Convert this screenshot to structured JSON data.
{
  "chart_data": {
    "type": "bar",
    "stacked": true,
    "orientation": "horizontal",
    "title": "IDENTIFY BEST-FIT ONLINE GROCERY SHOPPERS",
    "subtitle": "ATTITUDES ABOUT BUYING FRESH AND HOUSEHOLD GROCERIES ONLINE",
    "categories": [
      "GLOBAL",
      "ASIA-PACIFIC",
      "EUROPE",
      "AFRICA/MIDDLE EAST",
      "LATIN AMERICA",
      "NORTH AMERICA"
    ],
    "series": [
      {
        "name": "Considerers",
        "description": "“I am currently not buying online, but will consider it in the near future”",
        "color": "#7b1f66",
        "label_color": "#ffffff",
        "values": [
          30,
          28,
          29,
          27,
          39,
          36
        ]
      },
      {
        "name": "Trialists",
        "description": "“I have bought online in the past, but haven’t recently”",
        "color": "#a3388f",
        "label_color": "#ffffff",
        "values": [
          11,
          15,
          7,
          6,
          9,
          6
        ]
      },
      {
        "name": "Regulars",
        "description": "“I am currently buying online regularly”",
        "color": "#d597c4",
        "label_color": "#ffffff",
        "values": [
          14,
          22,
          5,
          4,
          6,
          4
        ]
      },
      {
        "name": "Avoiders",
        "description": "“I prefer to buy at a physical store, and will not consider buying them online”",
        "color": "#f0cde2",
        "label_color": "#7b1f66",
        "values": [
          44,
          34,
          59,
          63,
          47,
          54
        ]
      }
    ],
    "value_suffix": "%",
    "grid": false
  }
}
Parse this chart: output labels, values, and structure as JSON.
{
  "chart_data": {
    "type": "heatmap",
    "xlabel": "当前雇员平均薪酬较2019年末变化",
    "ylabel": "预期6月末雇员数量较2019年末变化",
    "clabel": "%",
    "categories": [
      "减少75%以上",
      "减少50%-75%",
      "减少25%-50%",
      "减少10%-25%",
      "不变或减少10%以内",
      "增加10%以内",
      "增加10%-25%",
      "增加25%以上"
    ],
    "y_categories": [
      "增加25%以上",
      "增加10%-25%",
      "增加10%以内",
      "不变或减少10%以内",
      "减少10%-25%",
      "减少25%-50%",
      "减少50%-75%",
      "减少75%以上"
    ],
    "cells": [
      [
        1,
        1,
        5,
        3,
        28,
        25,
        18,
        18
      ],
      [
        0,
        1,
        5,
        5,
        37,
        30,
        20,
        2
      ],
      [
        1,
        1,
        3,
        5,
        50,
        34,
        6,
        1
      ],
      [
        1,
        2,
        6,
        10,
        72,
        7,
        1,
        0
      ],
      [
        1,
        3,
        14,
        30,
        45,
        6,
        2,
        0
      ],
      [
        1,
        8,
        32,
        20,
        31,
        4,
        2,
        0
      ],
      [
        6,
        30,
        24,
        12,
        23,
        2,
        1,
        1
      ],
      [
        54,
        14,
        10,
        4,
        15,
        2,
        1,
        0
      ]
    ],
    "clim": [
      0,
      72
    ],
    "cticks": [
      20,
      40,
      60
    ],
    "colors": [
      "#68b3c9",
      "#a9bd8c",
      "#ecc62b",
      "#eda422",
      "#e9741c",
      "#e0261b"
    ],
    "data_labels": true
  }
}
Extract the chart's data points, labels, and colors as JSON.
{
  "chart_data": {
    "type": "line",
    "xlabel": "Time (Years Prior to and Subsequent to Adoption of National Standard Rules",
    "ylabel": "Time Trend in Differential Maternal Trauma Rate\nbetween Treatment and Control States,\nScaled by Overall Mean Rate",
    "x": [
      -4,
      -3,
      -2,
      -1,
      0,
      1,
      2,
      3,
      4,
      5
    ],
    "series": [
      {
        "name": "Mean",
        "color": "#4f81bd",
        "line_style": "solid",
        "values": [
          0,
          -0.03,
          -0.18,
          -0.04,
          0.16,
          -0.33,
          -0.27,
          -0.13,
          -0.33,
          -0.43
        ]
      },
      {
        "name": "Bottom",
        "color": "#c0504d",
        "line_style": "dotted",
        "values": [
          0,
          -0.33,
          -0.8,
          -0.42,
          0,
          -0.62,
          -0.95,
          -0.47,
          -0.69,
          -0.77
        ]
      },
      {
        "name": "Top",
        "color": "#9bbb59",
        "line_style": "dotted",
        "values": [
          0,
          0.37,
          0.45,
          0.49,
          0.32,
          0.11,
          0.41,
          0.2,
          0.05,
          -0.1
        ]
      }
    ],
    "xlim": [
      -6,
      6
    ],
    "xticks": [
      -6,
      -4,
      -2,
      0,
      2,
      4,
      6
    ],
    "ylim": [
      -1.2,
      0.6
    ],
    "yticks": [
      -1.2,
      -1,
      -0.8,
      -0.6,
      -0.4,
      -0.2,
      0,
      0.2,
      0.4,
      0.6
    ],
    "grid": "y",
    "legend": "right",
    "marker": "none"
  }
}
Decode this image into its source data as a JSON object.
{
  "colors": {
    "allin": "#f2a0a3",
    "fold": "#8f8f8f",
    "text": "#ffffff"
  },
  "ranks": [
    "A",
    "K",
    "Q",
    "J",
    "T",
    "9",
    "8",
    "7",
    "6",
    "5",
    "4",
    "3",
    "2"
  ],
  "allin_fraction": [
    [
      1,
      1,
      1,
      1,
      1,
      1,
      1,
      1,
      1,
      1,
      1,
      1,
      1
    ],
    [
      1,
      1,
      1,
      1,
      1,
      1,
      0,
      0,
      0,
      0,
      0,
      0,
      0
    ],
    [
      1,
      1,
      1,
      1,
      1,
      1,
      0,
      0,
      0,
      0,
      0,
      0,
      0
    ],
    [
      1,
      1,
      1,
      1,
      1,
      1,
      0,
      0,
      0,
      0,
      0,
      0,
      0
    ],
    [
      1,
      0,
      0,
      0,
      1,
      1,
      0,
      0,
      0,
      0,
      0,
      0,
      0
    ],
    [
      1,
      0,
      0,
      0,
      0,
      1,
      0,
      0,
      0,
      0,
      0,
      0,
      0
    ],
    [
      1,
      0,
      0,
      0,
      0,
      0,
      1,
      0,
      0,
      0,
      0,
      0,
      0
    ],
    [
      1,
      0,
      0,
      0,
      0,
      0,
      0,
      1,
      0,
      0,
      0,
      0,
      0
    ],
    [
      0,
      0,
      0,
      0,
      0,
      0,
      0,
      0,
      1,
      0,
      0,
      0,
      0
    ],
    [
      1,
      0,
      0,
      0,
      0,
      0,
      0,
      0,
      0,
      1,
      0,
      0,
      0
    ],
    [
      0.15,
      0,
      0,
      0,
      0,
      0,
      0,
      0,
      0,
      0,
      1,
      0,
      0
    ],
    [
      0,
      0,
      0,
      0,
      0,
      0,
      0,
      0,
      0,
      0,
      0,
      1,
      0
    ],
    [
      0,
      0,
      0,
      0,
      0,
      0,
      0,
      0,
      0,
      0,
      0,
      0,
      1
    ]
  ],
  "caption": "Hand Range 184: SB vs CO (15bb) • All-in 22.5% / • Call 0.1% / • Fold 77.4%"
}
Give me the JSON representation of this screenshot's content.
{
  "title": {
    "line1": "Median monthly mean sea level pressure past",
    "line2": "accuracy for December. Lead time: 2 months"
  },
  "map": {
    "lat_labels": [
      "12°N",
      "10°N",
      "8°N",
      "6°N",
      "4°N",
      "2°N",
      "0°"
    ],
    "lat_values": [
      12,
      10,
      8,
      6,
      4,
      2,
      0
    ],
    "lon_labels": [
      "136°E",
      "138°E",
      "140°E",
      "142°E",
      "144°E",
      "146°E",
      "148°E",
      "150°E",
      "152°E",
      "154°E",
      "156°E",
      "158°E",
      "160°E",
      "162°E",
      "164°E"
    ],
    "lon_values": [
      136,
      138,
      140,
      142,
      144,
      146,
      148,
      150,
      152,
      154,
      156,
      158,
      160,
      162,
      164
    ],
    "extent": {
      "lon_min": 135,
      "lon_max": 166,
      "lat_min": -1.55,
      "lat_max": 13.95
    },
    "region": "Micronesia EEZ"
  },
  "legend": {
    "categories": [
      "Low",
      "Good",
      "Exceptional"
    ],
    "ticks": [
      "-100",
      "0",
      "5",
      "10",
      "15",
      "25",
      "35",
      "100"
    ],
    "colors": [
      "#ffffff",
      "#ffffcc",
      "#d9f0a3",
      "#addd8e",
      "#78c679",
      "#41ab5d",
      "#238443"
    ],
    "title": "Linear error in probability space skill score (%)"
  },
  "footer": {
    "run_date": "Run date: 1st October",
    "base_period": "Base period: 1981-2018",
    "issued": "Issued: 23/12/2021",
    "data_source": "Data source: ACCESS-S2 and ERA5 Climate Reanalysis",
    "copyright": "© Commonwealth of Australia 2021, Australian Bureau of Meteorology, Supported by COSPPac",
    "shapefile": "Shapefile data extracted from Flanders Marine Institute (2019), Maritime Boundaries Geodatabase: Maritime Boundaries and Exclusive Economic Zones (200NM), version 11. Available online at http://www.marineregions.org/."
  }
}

*Written problem*.
From the entries, report each line that includes the word "currently".

*Final result*.
        "description": "“I am currently not buying online, but will consider it in the near future”",
        "description": "“I am currently buying online regularly”",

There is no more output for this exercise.